● **AIM OF THE EXERCISE**: Type out the data exactly as given. Skip any image.

● **RECORDS FOR THIS EXERCISE**:
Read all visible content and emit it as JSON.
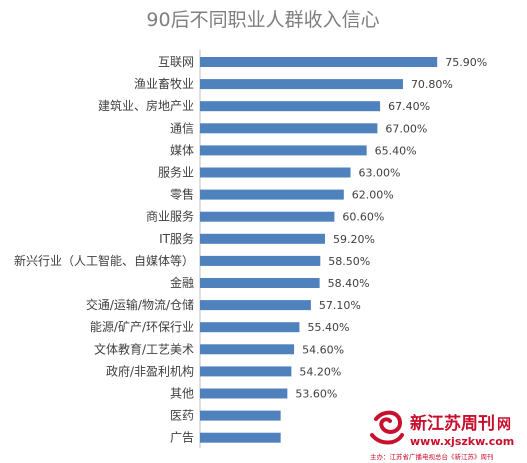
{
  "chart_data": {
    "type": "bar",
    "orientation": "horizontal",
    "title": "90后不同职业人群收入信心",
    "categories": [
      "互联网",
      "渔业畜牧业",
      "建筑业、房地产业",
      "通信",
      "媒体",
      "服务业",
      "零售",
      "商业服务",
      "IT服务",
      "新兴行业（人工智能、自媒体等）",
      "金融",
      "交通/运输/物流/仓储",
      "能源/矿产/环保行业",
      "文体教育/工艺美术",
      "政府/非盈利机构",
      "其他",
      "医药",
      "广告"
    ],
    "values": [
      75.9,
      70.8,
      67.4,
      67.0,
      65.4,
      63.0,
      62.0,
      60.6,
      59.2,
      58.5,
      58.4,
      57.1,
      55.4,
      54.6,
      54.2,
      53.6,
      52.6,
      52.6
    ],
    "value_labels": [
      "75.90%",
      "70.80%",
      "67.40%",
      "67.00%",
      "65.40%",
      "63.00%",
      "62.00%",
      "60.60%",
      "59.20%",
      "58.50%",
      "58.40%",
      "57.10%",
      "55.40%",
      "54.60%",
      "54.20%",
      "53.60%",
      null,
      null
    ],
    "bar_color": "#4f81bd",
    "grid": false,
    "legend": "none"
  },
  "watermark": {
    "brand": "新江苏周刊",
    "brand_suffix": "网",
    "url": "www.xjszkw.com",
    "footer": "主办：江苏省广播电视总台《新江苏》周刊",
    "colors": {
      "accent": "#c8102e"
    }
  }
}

● **TASK RESULT**:
Read all visible content and emit it as JSON.
{
  "chart_data": {
    "type": "bar",
    "orientation": "horizontal",
    "title": "90后不同职业人群收入信心",
    "categories": [
      "互联网",
      "渔业畜牧业",
      "建筑业、房地产业",
      "通信",
      "媒体",
      "服务业",
      "零售",
      "商业服务",
      "IT服务",
      "新兴行业（人工智能、自媒体等）",
      "金融",
      "交通/运输/物流/仓储",
      "能源/矿产/环保行业",
      "文体教育/工艺美术",
      "政府/非盈利机构",
      "其他",
      "医药",
      "广告"
    ],
    "values": [
      75.9,
      70.8,
      67.4,
      67.0,
      65.4,
      63.0,
      62.0,
      60.6,
      59.2,
      58.5,
      58.4,
      57.1,
      55.4,
      54.6,
      54.2,
      53.6,
      52.6,
      52.6
    ],
    "value_labels": [
      "75.90%",
      "70.80%",
      "67.40%",
      "67.00%",
      "65.40%",
      "63.00%",
      "62.00%",
      "60.60%",
      "59.20%",
      "58.50%",
      "58.40%",
      "57.10%",
      "55.40%",
      "54.60%",
      "54.20%",
      "53.60%",
      null,
      null
    ],
    "bar_color": "#4f81bd",
    "grid": false,
    "legend": "none"
  },
  "watermark": {
    "brand": "新江苏周刊",
    "brand_suffix": "网",
    "url": "www.xjszkw.com",
    "footer": "主办：江苏省广播电视总台《新江苏》周刊",
    "colors": {
      "accent": "#c8102e"
    }
  }
}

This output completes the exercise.